▶ **Exercise requirements**
Every entry must be copied word for word.

▶ **Extracted material**
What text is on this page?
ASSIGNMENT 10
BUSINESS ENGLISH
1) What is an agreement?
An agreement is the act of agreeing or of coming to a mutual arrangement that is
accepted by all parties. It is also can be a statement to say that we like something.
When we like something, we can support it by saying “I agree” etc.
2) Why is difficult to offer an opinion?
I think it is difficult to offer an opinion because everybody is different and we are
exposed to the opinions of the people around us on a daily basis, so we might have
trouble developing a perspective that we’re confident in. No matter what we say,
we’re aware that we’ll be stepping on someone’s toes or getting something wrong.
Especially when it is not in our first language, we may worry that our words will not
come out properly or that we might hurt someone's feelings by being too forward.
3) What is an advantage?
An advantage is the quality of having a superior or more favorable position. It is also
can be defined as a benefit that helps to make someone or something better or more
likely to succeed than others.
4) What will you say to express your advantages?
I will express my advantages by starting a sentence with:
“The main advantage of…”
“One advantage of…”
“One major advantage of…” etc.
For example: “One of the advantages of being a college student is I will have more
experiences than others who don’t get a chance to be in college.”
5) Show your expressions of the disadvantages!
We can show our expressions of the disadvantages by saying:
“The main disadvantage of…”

▶ **Output for this task**
What text is on this page?
ASSIGNMENT 10
BUSINESS ENGLISH
1) What is an agreement?
An agreement is the act of agreeing or of coming to a mutual arrangement that is
accepted by all parties. It is also can be a statement to say that we like something.
When we like something, we can support it by saying “I agree” etc.
2) Why is difficult to offer an opinion?
I think it is difficult to offer an opinion because everybody is different and we are
exposed to the opinions of the people around us on a daily basis, so we might have
trouble developing a perspective that we’re confident in. No matter what we say,
we’re aware that we’ll be stepping on someone’s toes or getting something wrong.
Especially when it is not in our first language, we may worry that our words will not
come out properly or that we might hurt someone's feelings by being too forward.
3) What is an advantage?
An advantage is the quality of having a superior or more favorable position. It is also
can be defined as a benefit that helps to make someone or something better or more
likely to succeed than others.
4) What will you say to express your advantages?
I will express my advantages by starting a sentence with:
“The main advantage of…”
“One advantage of…”
“One major advantage of…” etc.
For example: “One of the advantages of being a college student is I will have more
experiences than others who don’t get a chance to be in college.”
5) Show your expressions of the disadvantages!
We can show our expressions of the disadvantages by saying:
“The main disadvantage of…”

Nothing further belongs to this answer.